*GOAL*:
Write every line of the material out exactly as shown.

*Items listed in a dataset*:
═══
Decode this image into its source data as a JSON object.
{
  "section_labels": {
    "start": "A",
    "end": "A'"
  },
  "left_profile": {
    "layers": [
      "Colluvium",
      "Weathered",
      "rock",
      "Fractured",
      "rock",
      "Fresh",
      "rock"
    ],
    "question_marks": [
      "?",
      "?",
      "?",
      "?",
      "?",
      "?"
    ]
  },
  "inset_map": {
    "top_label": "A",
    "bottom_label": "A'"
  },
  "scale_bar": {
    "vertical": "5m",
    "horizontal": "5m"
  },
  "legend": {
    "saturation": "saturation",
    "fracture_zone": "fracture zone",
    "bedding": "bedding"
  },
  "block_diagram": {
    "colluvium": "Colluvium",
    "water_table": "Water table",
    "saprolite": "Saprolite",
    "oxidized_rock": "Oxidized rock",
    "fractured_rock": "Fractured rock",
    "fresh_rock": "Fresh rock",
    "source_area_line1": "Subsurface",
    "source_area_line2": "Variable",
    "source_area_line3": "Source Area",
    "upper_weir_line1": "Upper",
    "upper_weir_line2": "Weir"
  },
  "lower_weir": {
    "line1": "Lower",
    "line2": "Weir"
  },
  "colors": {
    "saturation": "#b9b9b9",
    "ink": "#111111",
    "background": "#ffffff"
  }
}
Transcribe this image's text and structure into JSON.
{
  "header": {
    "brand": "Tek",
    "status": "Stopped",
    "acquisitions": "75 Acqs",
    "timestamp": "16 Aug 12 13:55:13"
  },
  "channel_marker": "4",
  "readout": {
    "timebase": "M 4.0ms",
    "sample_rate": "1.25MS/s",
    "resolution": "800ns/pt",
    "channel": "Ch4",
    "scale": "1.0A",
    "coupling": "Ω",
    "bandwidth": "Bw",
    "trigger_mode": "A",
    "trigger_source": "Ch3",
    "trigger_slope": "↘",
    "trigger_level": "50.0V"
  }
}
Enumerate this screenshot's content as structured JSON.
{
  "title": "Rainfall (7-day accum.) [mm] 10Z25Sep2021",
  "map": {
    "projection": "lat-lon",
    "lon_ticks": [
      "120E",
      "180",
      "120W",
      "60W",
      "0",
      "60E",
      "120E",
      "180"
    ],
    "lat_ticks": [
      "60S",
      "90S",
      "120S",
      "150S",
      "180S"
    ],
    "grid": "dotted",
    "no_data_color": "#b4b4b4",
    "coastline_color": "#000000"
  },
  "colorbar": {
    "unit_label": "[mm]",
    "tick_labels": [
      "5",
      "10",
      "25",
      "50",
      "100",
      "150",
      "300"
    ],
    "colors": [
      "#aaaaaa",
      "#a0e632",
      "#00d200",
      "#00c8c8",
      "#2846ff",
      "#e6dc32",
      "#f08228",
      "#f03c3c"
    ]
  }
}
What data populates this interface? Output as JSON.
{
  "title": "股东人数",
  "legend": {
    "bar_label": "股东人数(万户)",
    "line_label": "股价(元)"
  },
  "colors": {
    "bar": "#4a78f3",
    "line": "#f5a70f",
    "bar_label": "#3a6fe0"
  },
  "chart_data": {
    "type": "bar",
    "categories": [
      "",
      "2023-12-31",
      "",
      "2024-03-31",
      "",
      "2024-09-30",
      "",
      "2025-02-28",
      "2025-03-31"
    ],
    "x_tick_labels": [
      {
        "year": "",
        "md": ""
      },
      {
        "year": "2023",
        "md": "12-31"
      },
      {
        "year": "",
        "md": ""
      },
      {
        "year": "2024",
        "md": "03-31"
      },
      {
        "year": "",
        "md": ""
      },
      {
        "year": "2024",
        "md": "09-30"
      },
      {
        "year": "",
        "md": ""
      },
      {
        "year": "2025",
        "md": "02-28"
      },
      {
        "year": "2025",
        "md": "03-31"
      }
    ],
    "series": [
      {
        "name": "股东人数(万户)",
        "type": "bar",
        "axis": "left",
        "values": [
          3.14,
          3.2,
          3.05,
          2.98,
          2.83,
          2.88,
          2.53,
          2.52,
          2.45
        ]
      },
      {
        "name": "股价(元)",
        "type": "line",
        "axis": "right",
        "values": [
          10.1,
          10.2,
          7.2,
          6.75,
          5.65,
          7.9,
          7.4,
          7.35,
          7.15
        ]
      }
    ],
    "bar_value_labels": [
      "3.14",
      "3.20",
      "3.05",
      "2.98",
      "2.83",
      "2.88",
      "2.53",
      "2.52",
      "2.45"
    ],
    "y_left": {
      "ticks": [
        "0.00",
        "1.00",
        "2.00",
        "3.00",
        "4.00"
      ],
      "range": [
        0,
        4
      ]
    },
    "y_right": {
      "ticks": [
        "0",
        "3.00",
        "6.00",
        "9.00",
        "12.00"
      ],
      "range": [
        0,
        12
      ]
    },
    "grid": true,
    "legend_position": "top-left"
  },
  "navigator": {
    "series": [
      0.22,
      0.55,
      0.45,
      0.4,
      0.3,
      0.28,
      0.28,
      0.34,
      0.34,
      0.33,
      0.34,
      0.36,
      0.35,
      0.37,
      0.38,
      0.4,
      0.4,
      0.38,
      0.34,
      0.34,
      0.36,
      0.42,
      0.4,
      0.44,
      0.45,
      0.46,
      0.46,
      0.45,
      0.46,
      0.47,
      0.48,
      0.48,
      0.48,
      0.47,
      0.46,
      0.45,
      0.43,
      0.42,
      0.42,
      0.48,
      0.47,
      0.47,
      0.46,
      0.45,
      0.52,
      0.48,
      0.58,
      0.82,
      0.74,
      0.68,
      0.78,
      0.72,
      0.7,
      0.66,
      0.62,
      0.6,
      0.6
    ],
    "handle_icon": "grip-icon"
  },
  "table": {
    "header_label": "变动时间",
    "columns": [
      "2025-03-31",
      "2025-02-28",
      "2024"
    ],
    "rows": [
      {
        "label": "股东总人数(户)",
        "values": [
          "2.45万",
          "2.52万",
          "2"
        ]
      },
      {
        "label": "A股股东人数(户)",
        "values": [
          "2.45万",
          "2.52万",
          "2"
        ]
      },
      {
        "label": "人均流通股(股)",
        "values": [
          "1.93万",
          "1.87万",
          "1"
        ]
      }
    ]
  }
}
═══
*EXERCISE SOLUTION*:
Decode this image into its source data as a JSON object.
{
  "section_labels": {
    "start": "A",
    "end": "A'"
  },
  "left_profile": {
    "layers": [
      "Colluvium",
      "Weathered",
      "rock",
      "Fractured",
      "rock",
      "Fresh",
      "rock"
    ],
    "question_marks": [
      "?",
      "?",
      "?",
      "?",
      "?",
      "?"
    ]
  },
  "inset_map": {
    "top_label": "A",
    "bottom_label": "A'"
  },
  "scale_bar": {
    "vertical": "5m",
    "horizontal": "5m"
  },
  "legend": {
    "saturation": "saturation",
    "fracture_zone": "fracture zone",
    "bedding": "bedding"
  },
  "block_diagram": {
    "colluvium": "Colluvium",
    "water_table": "Water table",
    "saprolite": "Saprolite",
    "oxidized_rock": "Oxidized rock",
    "fractured_rock": "Fractured rock",
    "fresh_rock": "Fresh rock",
    "source_area_line1": "Subsurface",
    "source_area_line2": "Variable",
    "source_area_line3": "Source Area",
    "upper_weir_line1": "Upper",
    "upper_weir_line2": "Weir"
  },
  "lower_weir": {
    "line1": "Lower",
    "line2": "Weir"
  },
  "colors": {
    "saturation": "#b9b9b9",
    "ink": "#111111",
    "background": "#ffffff"
  }
}
Transcribe this image's text and structure into JSON.
{
  "header": {
    "brand": "Tek",
    "status": "Stopped",
    "acquisitions": "75 Acqs",
    "timestamp": "16 Aug 12 13:55:13"
  },
  "channel_marker": "4",
  "readout": {
    "timebase": "M 4.0ms",
    "sample_rate": "1.25MS/s",
    "resolution": "800ns/pt",
    "channel": "Ch4",
    "scale": "1.0A",
    "coupling": "Ω",
    "bandwidth": "Bw",
    "trigger_mode": "A",
    "trigger_source": "Ch3",
    "trigger_slope": "↘",
    "trigger_level": "50.0V"
  }
}
Enumerate this screenshot's content as structured JSON.
{
  "title": "Rainfall (7-day accum.) [mm] 10Z25Sep2021",
  "map": {
    "projection": "lat-lon",
    "lon_ticks": [
      "120E",
      "180",
      "120W",
      "60W",
      "0",
      "60E",
      "120E",
      "180"
    ],
    "lat_ticks": [
      "60S",
      "90S",
      "120S",
      "150S",
      "180S"
    ],
    "grid": "dotted",
    "no_data_color": "#b4b4b4",
    "coastline_color": "#000000"
  },
  "colorbar": {
    "unit_label": "[mm]",
    "tick_labels": [
      "5",
      "10",
      "25",
      "50",
      "100",
      "150",
      "300"
    ],
    "colors": [
      "#aaaaaa",
      "#a0e632",
      "#00d200",
      "#00c8c8",
      "#2846ff",
      "#e6dc32",
      "#f08228",
      "#f03c3c"
    ]
  }
}
What data populates this interface? Output as JSON.
{
  "title": "股东人数",
  "legend": {
    "bar_label": "股东人数(万户)",
    "line_label": "股价(元)"
  },
  "colors": {
    "bar": "#4a78f3",
    "line": "#f5a70f",
    "bar_label": "#3a6fe0"
  },
  "chart_data": {
    "type": "bar",
    "categories": [
      "",
      "2023-12-31",
      "",
      "2024-03-31",
      "",
      "2024-09-30",
      "",
      "2025-02-28",
      "2025-03-31"
    ],
    "x_tick_labels": [
      {
        "year": "",
        "md": ""
      },
      {
        "year": "2023",
        "md": "12-31"
      },
      {
        "year": "",
        "md": ""
      },
      {
        "year": "2024",
        "md": "03-31"
      },
      {
        "year": "",
        "md": ""
      },
      {
        "year": "2024",
        "md": "09-30"
      },
      {
        "year": "",
        "md": ""
      },
      {
        "year": "2025",
        "md": "02-28"
      },
      {
        "year": "2025",
        "md": "03-31"
      }
    ],
    "series": [
      {
        "name": "股东人数(万户)",
        "type": "bar",
        "axis": "left",
        "values": [
          3.14,
          3.2,
          3.05,
          2.98,
          2.83,
          2.88,
          2.53,
          2.52,
          2.45
        ]
      },
      {
        "name": "股价(元)",
        "type": "line",
        "axis": "right",
        "values": [
          10.1,
          10.2,
          7.2,
          6.75,
          5.65,
          7.9,
          7.4,
          7.35,
          7.15
        ]
      }
    ],
    "bar_value_labels": [
      "3.14",
      "3.20",
      "3.05",
      "2.98",
      "2.83",
      "2.88",
      "2.53",
      "2.52",
      "2.45"
    ],
    "y_left": {
      "ticks": [
        "0.00",
        "1.00",
        "2.00",
        "3.00",
        "4.00"
      ],
      "range": [
        0,
        4
      ]
    },
    "y_right": {
      "ticks": [
        "0",
        "3.00",
        "6.00",
        "9.00",
        "12.00"
      ],
      "range": [
        0,
        12
      ]
    },
    "grid": true,
    "legend_position": "top-left"
  },
  "navigator": {
    "series": [
      0.22,
      0.55,
      0.45,
      0.4,
      0.3,
      0.28,
      0.28,
      0.34,
      0.34,
      0.33,
      0.34,
      0.36,
      0.35,
      0.37,
      0.38,
      0.4,
      0.4,
      0.38,
      0.34,
      0.34,
      0.36,
      0.42,
      0.4,
      0.44,
      0.45,
      0.46,
      0.46,
      0.45,
      0.46,
      0.47,
      0.48,
      0.48,
      0.48,
      0.47,
      0.46,
      0.45,
      0.43,
      0.42,
      0.42,
      0.48,
      0.47,
      0.47,
      0.46,
      0.45,
      0.52,
      0.48,
      0.58,
      0.82,
      0.74,
      0.68,
      0.78,
      0.72,
      0.7,
      0.66,
      0.62,
      0.6,
      0.6
    ],
    "handle_icon": "grip-icon"
  },
  "table": {
    "header_label": "变动时间",
    "columns": [
      "2025-03-31",
      "2025-02-28",
      "2024"
    ],
    "rows": [
      {
        "label": "股东总人数(户)",
        "values": [
          "2.45万",
          "2.52万",
          "2"
        ]
      },
      {
        "label": "A股股东人数(户)",
        "values": [
          "2.45万",
          "2.52万",
          "2"
        ]
      },
      {
        "label": "人均流通股(股)",
        "values": [
          "1.93万",
          "1.87万",
          "1"
        ]
      }
    ]
  }
}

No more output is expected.